__TASK DIRECTIONS__:
Present every line of the material below as a Markdown table, with the row number under "No." and the line itself under "Entry", omitting any blank lines.

__SUPPLIED ENTRIES__:
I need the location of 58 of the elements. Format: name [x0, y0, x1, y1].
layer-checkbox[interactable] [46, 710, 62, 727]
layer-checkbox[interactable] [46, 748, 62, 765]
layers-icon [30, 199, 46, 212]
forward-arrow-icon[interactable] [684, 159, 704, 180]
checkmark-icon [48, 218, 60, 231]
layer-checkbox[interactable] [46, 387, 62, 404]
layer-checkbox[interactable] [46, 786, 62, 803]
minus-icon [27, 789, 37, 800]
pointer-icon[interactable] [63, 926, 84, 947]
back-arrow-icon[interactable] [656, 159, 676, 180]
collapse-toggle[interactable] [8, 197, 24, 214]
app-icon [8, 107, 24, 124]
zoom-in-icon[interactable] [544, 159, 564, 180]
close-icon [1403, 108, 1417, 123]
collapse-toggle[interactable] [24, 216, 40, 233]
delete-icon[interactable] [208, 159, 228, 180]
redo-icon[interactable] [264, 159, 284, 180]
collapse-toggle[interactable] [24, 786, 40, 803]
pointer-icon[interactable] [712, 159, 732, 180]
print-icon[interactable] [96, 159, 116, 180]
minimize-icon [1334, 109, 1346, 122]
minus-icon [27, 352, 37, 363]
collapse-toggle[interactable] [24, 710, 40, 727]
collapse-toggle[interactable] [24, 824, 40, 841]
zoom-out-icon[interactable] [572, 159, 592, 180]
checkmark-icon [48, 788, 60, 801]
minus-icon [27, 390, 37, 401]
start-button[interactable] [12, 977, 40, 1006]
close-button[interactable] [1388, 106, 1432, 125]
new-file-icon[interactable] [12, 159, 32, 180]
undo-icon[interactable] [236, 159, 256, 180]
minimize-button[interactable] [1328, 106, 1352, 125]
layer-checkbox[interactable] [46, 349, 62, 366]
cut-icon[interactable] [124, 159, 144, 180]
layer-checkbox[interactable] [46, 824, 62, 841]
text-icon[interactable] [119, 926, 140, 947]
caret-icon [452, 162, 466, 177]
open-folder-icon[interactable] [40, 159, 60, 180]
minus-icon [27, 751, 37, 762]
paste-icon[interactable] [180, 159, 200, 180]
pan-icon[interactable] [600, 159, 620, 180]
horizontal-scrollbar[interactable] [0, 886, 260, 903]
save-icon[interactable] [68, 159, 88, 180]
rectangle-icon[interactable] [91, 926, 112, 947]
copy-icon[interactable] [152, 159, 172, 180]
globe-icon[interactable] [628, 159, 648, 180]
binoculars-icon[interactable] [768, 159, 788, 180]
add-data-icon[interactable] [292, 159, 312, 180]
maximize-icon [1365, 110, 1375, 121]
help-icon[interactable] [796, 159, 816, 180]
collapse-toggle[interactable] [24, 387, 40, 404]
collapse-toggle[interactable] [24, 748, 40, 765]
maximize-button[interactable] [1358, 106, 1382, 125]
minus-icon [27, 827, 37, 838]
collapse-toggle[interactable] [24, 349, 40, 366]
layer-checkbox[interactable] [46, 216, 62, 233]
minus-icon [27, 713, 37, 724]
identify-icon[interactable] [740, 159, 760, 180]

__SOLUTION__:
| No. | Entry |
|---|---|
| 1 | I need the location of 58 of the elements. Format: name [x0, y0, x1, y1]. |
| 2 | layer-checkbox[interactable] [46, 710, 62, 727] |
| 3 | layer-checkbox[interactable] [46, 748, 62, 765] |
| 4 | layers-icon [30, 199, 46, 212] |
| 5 | forward-arrow-icon[interactable] [684, 159, 704, 180] |
| 6 | checkmark-icon [48, 218, 60, 231] |
| 7 | layer-checkbox[interactable] [46, 387, 62, 404] |
| 8 | layer-checkbox[interactable] [46, 786, 62, 803] |
| 9 | minus-icon [27, 789, 37, 800] |
| 10 | pointer-icon[interactable] [63, 926, 84, 947] |
| 11 | back-arrow-icon[interactable] [656, 159, 676, 180] |
| 12 | collapse-toggle[interactable] [8, 197, 24, 214] |
| 13 | app-icon [8, 107, 24, 124] |
| 14 | zoom-in-icon[interactable] [544, 159, 564, 180] |
| 15 | close-icon [1403, 108, 1417, 123] |
| 16 | collapse-toggle[interactable] [24, 216, 40, 233] |
| 17 | delete-icon[interactable] [208, 159, 228, 180] |
| 18 | redo-icon[interactable] [264, 159, 284, 180] |
| 19 | collapse-toggle[interactable] [24, 786, 40, 803] |
| 20 | pointer-icon[interactable] [712, 159, 732, 180] |
| 21 | print-icon[interactable] [96, 159, 116, 180] |
| 22 | minimize-icon [1334, 109, 1346, 122] |
| 23 | minus-icon [27, 352, 37, 363] |
| 24 | collapse-toggle[interactable] [24, 710, 40, 727] |
| 25 | collapse-toggle[interactable] [24, 824, 40, 841] |
| 26 | zoom-out-icon[interactable] [572, 159, 592, 180] |
| 27 | checkmark-icon [48, 788, 60, 801] |
| 28 | minus-icon [27, 390, 37, 401] |
| 29 | start-button[interactable] [12, 977, 40, 1006] |
| 30 | close-button[interactable] [1388, 106, 1432, 125] |
| 31 | new-file-icon[interactable] [12, 159, 32, 180] |
| 32 | undo-icon[interactable] [236, 159, 256, 180] |
| 33 | minimize-button[interactable] [1328, 106, 1352, 125] |
| 34 | layer-checkbox[interactable] [46, 349, 62, 366] |
| 35 | cut-icon[interactable] [124, 159, 144, 180] |
| 36 | layer-checkbox[interactable] [46, 824, 62, 841] |
| 37 | text-icon[interactable] [119, 926, 140, 947] |
| 38 | caret-icon [452, 162, 466, 177] |
| 39 | open-folder-icon[interactable] [40, 159, 60, 180] |
| 40 | minus-icon [27, 751, 37, 762] |
| 41 | paste-icon[interactable] [180, 159, 200, 180] |
| 42 | pan-icon[interactable] [600, 159, 620, 180] |
| 43 | horizontal-scrollbar[interactable] [0, 886, 260, 903] |
| 44 | save-icon[interactable] [68, 159, 88, 180] |
| 45 | rectangle-icon[interactable] [91, 926, 112, 947] |
| 46 | copy-icon[interactable] [152, 159, 172, 180] |
| 47 | globe-icon[interactable] [628, 159, 648, 180] |
| 48 | binoculars-icon[interactable] [768, 159, 788, 180] |
| 49 | add-data-icon[interactable] [292, 159, 312, 180] |
| 50 | maximize-icon [1365, 110, 1375, 121] |
| 51 | help-icon[interactable] [796, 159, 816, 180] |
| 52 | collapse-toggle[interactable] [24, 387, 40, 404] |
| 53 | collapse-toggle[interactable] [24, 748, 40, 765] |
| 54 | maximize-button[interactable] [1358, 106, 1382, 125] |
| 55 | minus-icon [27, 827, 37, 838] |
| 56 | collapse-toggle[interactable] [24, 349, 40, 366] |
| 57 | layer-checkbox[interactable] [46, 216, 62, 233] |
| 58 | minus-icon [27, 713, 37, 724] |
| 59 | identify-icon[interactable] [740, 159, 760, 180] |